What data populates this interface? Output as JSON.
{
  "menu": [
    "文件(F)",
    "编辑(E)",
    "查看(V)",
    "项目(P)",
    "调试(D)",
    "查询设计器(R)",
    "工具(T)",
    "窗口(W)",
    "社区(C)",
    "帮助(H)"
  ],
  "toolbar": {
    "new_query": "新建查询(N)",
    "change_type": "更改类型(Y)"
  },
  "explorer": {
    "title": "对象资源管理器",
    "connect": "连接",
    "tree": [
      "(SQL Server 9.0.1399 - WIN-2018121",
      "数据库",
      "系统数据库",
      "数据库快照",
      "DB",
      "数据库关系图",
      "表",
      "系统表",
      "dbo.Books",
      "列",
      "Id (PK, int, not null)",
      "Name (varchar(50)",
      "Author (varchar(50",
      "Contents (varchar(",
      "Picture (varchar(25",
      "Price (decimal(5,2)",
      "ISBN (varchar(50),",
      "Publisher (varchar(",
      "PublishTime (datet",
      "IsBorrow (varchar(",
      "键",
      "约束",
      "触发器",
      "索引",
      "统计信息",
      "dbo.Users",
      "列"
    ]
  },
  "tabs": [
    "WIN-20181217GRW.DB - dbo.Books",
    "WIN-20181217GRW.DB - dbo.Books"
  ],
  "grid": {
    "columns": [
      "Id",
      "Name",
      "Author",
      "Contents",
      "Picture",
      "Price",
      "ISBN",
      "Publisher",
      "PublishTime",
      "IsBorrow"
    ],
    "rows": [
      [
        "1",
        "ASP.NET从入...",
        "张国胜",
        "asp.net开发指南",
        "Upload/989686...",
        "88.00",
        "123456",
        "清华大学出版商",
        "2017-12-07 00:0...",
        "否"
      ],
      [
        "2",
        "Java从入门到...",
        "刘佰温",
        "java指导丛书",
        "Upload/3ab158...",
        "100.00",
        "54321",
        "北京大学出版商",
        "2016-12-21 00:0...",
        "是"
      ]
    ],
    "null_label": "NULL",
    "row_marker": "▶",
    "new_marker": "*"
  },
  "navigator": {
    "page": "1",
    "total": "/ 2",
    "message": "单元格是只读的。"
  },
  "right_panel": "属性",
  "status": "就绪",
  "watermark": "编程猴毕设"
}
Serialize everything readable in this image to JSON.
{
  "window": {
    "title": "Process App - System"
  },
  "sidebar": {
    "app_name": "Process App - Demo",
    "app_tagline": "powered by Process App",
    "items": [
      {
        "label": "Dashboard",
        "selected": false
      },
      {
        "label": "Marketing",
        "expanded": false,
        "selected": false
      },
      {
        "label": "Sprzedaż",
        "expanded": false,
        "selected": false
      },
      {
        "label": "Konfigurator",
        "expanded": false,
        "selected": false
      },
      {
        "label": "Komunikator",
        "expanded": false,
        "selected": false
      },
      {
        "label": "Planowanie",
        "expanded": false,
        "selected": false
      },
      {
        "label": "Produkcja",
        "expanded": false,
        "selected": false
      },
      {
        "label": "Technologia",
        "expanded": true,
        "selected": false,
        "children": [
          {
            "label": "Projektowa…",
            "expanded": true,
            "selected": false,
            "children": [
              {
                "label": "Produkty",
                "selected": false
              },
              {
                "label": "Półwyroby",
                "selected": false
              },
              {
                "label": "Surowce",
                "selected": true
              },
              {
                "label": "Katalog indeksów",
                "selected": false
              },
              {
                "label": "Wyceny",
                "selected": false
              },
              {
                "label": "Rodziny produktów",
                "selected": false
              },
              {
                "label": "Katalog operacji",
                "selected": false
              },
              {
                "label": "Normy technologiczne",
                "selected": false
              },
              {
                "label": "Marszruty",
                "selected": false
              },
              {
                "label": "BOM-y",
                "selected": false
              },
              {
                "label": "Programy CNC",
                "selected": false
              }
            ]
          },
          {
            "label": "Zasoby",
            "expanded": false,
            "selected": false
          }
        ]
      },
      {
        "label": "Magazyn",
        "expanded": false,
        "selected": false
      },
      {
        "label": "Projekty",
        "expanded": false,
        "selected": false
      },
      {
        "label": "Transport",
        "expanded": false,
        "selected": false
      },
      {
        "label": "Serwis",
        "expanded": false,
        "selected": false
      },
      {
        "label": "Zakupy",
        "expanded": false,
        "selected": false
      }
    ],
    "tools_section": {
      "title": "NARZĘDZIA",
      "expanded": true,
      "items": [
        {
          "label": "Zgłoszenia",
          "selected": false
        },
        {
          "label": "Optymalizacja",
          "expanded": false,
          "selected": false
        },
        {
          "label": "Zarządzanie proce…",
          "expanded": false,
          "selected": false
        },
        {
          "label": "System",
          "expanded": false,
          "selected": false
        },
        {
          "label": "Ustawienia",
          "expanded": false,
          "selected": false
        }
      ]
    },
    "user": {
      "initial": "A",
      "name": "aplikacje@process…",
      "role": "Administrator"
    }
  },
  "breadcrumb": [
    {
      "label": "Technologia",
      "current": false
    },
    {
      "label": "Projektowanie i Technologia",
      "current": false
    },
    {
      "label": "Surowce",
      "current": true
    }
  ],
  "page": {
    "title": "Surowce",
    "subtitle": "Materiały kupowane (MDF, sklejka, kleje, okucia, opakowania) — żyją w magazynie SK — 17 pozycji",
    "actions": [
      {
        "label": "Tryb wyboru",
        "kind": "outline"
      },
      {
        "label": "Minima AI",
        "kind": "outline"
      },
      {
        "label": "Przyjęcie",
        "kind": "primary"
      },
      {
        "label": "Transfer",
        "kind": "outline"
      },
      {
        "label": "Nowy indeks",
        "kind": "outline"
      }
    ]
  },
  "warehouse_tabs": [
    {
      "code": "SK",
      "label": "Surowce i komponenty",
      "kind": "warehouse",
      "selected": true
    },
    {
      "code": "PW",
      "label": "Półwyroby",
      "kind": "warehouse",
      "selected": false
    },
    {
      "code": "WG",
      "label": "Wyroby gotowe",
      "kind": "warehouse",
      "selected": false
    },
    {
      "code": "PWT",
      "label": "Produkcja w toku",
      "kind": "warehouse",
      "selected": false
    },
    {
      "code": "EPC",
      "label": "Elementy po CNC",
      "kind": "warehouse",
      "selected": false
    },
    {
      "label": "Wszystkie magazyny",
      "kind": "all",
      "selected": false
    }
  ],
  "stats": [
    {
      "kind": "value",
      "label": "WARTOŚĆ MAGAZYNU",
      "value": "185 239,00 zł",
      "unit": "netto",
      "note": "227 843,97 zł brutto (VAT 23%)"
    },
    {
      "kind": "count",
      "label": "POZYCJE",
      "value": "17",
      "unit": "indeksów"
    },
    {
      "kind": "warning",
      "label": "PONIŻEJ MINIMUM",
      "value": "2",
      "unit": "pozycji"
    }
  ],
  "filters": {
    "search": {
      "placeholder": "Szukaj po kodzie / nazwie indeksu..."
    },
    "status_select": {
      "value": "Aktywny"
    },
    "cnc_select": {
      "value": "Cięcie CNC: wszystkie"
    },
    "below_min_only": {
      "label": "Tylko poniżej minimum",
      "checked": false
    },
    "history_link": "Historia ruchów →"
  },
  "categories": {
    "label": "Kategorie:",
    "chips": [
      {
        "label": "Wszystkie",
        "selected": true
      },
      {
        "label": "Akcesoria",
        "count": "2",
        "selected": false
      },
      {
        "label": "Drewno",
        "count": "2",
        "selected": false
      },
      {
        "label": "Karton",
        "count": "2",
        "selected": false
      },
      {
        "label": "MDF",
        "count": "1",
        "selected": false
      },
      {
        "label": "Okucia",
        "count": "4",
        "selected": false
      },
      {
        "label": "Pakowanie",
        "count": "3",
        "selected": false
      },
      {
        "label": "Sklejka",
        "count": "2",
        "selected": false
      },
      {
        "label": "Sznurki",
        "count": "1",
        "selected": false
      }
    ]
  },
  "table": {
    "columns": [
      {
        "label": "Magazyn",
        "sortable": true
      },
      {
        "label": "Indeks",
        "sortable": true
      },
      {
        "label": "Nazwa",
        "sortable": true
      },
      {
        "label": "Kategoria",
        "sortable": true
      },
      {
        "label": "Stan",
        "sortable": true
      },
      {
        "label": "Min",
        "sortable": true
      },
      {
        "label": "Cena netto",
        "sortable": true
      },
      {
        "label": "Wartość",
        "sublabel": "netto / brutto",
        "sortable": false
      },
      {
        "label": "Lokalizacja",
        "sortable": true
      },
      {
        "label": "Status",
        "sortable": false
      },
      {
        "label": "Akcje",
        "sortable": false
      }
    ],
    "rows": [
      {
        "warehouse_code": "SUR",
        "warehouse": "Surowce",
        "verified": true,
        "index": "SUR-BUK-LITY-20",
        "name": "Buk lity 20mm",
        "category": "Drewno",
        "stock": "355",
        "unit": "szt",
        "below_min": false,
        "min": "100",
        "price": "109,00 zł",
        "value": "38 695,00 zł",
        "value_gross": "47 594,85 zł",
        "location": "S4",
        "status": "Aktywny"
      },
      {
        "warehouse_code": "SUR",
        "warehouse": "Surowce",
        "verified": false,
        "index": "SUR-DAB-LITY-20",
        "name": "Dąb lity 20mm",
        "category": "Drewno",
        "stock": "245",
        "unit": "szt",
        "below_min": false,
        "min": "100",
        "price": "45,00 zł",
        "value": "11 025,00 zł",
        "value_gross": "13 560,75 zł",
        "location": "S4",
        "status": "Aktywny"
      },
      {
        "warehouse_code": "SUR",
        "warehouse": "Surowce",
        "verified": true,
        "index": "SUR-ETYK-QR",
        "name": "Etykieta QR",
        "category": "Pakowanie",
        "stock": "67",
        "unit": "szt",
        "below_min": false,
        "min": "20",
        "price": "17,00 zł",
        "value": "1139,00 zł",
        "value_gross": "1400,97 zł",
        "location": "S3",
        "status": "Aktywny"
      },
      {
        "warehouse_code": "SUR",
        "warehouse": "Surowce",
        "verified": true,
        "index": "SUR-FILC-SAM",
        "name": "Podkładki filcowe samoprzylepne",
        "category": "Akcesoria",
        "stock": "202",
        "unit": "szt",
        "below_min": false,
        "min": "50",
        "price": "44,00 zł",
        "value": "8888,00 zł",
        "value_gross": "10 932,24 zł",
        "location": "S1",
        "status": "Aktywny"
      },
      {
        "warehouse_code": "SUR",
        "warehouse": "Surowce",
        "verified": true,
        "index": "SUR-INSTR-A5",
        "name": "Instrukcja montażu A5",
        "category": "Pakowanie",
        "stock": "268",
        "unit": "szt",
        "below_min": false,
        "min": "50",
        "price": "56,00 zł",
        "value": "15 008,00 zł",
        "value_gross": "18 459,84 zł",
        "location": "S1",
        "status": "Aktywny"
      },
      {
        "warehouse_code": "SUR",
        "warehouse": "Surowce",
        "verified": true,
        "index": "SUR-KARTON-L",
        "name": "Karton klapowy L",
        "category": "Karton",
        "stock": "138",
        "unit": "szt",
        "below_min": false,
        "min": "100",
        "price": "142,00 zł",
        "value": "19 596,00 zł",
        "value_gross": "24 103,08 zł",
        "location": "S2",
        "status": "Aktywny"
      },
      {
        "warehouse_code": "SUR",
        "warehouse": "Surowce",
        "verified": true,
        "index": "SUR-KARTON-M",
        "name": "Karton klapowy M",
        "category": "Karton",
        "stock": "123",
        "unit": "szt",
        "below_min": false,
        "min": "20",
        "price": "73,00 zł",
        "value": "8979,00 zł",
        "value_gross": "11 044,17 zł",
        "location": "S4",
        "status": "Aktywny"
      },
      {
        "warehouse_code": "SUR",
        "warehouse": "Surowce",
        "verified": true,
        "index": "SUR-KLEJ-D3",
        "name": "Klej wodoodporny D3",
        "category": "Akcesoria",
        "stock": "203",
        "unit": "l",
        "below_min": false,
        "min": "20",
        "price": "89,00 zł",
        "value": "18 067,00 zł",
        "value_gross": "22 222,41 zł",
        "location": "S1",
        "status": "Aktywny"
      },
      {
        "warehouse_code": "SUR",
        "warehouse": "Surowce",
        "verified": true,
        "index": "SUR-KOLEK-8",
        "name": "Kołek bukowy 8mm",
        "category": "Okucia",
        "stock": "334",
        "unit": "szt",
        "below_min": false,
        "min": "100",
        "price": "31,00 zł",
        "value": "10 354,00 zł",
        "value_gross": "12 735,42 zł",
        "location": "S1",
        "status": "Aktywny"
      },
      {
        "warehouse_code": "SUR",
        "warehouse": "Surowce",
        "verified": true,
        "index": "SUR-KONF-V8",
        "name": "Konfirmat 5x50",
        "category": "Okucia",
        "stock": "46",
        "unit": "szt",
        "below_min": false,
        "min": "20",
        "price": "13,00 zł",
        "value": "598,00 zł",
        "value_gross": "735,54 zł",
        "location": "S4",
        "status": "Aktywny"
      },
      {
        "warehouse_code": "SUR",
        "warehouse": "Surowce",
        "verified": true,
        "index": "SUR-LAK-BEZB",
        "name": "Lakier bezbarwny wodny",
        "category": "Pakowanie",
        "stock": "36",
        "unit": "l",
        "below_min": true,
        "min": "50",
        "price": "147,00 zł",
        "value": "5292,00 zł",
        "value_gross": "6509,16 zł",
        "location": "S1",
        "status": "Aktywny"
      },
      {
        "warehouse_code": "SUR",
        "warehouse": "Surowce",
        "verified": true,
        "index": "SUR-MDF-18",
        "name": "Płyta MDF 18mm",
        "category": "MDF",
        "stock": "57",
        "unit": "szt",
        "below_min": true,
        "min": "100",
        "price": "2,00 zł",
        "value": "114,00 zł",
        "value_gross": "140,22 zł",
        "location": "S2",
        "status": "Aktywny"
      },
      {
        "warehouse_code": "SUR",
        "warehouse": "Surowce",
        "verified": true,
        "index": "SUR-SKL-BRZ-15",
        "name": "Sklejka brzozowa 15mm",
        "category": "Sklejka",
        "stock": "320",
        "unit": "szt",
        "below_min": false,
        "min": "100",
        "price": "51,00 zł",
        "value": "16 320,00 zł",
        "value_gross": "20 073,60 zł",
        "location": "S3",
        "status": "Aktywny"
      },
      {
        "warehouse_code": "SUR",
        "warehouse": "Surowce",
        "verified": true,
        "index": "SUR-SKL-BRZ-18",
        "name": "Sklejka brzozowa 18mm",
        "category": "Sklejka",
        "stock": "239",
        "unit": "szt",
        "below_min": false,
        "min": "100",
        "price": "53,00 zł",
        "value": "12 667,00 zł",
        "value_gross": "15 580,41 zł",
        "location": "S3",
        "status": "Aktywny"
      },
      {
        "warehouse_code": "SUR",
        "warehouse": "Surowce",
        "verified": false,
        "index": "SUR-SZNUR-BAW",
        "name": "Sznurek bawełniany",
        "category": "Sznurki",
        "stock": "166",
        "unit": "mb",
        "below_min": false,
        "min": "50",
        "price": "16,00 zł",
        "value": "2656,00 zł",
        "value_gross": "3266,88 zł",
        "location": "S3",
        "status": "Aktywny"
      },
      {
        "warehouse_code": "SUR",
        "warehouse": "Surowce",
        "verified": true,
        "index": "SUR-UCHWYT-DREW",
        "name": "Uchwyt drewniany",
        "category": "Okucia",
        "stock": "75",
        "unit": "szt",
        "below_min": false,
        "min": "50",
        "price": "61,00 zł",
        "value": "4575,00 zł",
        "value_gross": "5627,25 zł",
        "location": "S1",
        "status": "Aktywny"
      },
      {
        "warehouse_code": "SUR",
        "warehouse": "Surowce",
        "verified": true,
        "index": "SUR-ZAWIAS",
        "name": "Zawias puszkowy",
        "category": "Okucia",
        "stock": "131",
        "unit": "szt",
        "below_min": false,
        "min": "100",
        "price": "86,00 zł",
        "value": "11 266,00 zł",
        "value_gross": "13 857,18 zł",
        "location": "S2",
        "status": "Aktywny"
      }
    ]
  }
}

Given request -
Select every line in the records above that contains the word "netto".

Correct result -
      "unit": "netto",
        "label": "Cena netto",
        "sublabel": "netto / brutto",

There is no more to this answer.